Work out how many lines include "color" and answer with that number only.

[Source records]
----------------
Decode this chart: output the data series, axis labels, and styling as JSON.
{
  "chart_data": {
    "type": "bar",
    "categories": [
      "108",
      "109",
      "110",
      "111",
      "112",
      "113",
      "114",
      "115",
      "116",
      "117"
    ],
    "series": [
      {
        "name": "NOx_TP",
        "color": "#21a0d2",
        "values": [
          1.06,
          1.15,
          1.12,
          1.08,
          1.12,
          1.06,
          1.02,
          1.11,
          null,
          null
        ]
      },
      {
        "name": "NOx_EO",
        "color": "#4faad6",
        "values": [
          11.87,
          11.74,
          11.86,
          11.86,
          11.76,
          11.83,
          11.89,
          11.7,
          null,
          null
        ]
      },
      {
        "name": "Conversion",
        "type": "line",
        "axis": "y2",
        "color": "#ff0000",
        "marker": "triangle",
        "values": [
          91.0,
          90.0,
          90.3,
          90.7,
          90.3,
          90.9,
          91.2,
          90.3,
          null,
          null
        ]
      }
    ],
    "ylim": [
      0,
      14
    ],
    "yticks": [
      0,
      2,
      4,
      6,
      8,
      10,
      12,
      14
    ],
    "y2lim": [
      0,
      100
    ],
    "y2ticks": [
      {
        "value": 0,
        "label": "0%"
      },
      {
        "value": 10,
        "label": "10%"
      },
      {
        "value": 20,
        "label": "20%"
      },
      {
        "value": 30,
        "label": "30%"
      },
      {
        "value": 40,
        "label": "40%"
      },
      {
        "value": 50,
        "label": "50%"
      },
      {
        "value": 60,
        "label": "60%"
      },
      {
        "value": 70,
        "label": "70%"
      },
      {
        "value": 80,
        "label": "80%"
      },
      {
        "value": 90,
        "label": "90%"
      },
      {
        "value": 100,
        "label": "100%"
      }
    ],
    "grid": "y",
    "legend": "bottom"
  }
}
----------------
FINISHED TASK: 3